**SET EXERCISE A:**
Please give back the stretch of the parents' rights text from "When seeking information" through "Your IEP Policy-Proof?", swapping "Federal" for "national" wherever it appears.

**DOCUMENT SECTION:**
◆ ◆ ◆ ◆
Prior Written Notice is a must!

Parents must provide consent in order for the school district to assess their child(ren), even when the parent is the one initiating the request.  When changes are made to an IEP or services are denied/removed, or altered in any way, the Parent must receive prior notification.  Districts are not required to oblige Parents’ specific Education requests, but if a Parent feels strongly that a District’s actions fail to provide their child(ren) with FAPE, there is recourse.  In my home state of California, we have Procedural Safeguards.  The best way to protect your children’s rights is by knowing your Parents’ Rights! 

Parents’ Rights Vary from State to State

When seeking information on Parents’ Rights, it’s important to look for information Specific to YOUR State.  In general, the strictest law(s) prevails. You’ll want to know which ones they are.  For example,  if a Federal Law is more lenient than your State’s law, the State law would prevail and your District would be held to the higher standard.  Typically State Laws are more strict.  States don’t often initiate laws that break Federal laws.  However, a State may have some outdated laws which are less strict than newer Federal laws.  In such case(s), the Federal Law would apply.  In special cases, a county may have an even stricter law than the State.  The same principle applies here.

Related: Early Intervention Guide: How To Get Services in All 50 States

Related: A Closer Look at Special Education: Is Your IEP Policy-Proof?

Laws, Acts, & Procedures You Should Know About

Many laws are born through state specific ACTS.  The Lanterman Act is a well known and frequently referred-to Disabilities’ Act in California.  In addition to Parents’ Rights, you should take time to research any State Disabilities Laws & Acts, as well as Department of Education Resources, Laws, and Procedures, including Administrative Hearing Procedures, Due Process Procedures, and other relevant inform such as how to request an Independent Education Evaluation.  (IEE)  Researching your rights can feel overwhelming.  One thing I’ve found is that one resource often refers you to another.  That can ease the burden many Parents feel when they are unsure of what to look for or even what questions to ask.

The Benefits of Having an Advocate

When a school District fails to comply with an IEP, denies assessment, or tries to make changes to an existing IEP, that don’t seem to be in the best interest of the Student, it can be very difficult for a Parent to engage in a fact-based manner, void of emotion.  As Parents, we often feel the need to explain how much we love our children and only want the best for them.  We often approach a situation like this from a variety of angles which the District is not concerned with.  We use words like fair, excel, opportunity, love, chance, etc.  These are emotional and subjective words.  I can tell you from experience that a District may not care one way or another if your child excels.  Even if the current placement does not allow the Student to excel, it doesn’t mean the District has failed to provide FAPE.  How can that be?  Well, as awful as this sounds, it’s not the District’s job to put your child into an environment where they are most likely to excel.  It’s their job to put your child into an environment that gives your child the same access to a Free Public Education.  Parents often talk about how their child feels. Think about it this way…

A General Education Student with no disabilities may get sub-par grades their entire academic career.  Perhaps there are hundreds, literally hundreds of things that can be done, with little impact on the teacher or the school, but no modifications or changes are made.  The C Student is meeting the minimum standard.  It’s not the schools’ job to help a student exceed standards.  Legally, they have no obligation.  A great teacher or terrific school might turn things around for a student.  Unfortunately, those scenarios are typically exceptions to the norm.
◆ ◆ ◆ ◆
**SET EXERCISE B:**
Turn the dataset excerpt entries, from the first one through the line containing "save-image-icon — [898, 750, 957, 812]", into a Markdown table with a Row column holding the row number and a Line column holding the line, leaving out blank lines.

**Dataset excerpt:**
◆ ◆ ◆ ◆
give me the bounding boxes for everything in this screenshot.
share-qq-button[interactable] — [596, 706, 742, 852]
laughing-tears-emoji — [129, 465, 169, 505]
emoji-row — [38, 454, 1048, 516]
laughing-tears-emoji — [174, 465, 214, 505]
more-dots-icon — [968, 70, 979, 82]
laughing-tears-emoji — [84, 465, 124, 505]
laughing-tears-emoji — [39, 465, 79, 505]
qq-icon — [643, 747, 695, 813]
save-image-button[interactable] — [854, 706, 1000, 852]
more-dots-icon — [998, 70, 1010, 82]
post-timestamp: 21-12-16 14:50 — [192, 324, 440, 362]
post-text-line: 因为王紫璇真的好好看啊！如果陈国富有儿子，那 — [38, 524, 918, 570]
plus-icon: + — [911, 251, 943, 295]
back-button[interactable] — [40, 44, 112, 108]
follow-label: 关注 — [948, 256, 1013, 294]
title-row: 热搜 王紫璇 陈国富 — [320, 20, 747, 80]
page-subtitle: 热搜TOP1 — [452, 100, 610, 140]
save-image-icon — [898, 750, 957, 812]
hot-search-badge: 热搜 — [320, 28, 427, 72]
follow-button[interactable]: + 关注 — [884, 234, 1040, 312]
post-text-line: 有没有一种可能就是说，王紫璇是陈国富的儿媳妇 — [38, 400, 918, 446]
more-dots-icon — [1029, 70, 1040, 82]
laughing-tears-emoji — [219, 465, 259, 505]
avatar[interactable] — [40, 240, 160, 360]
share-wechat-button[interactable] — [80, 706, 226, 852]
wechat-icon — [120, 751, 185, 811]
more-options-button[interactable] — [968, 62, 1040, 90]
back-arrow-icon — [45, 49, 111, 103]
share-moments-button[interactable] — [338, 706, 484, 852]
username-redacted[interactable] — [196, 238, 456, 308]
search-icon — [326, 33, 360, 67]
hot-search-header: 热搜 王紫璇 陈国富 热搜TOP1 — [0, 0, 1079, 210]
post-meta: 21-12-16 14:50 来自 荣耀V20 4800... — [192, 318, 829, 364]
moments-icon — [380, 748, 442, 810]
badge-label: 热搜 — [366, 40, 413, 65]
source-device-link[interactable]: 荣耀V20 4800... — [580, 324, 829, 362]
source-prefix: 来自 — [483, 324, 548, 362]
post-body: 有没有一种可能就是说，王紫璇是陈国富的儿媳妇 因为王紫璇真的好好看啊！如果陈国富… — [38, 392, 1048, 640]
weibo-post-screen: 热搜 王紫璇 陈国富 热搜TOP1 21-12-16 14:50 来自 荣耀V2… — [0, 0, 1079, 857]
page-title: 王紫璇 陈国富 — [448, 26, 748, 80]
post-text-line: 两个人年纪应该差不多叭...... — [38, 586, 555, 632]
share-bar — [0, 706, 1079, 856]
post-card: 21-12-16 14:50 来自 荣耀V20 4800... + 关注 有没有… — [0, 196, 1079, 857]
◆ ◆ ◆ ◆
**EXERCISE OUTPUT A:**
When seeking information on Parents’ Rights, it’s important to look for information Specific to YOUR State.  In general, the strictest law(s) prevails. You’ll want to know which ones they are.  For example,  if a national Law is more lenient than your State’s law, the State law would prevail and your District would be held to the higher standard.  Typically State Laws are more strict.  States don’t often initiate laws that break national laws.  However, a State may have some outdated laws which are less strict than newer national laws.  In such case(s), the national Law would apply.  In special cases, a county may have an even stricter law than the State.  The same principle applies here.

Related: Early Intervention Guide: How To Get Services in All 50 States

Related: A Closer Look at Special Education: Is Your IEP Policy-Proof?

**EXERCISE OUTPUT B:**
| Row | Line |
|---|---|
| 1 | give me the bounding boxes for everything in this screenshot. |
| 2 | share-qq-button[interactable] — [596, 706, 742, 852] |
| 3 | laughing-tears-emoji — [129, 465, 169, 505] |
| 4 | emoji-row — [38, 454, 1048, 516] |
| 5 | laughing-tears-emoji — [174, 465, 214, 505] |
| 6 | more-dots-icon — [968, 70, 979, 82] |
| 7 | laughing-tears-emoji — [84, 465, 124, 505] |
| 8 | laughing-tears-emoji — [39, 465, 79, 505] |
| 9 | qq-icon — [643, 747, 695, 813] |
| 10 | save-image-button[interactable] — [854, 706, 1000, 852] |
| 11 | more-dots-icon — [998, 70, 1010, 82] |
| 12 | post-timestamp: 21-12-16 14:50 — [192, 324, 440, 362] |
| 13 | post-text-line: 因为王紫璇真的好好看啊！如果陈国富有儿子，那 — [38, 524, 918, 570] |
| 14 | plus-icon: + — [911, 251, 943, 295] |
| 15 | back-button[interactable] — [40, 44, 112, 108] |
| 16 | follow-label: 关注 — [948, 256, 1013, 294] |
| 17 | title-row: 热搜 王紫璇 陈国富 — [320, 20, 747, 80] |
| 18 | page-subtitle: 热搜TOP1 — [452, 100, 610, 140] |
| 19 | save-image-icon — [898, 750, 957, 812] |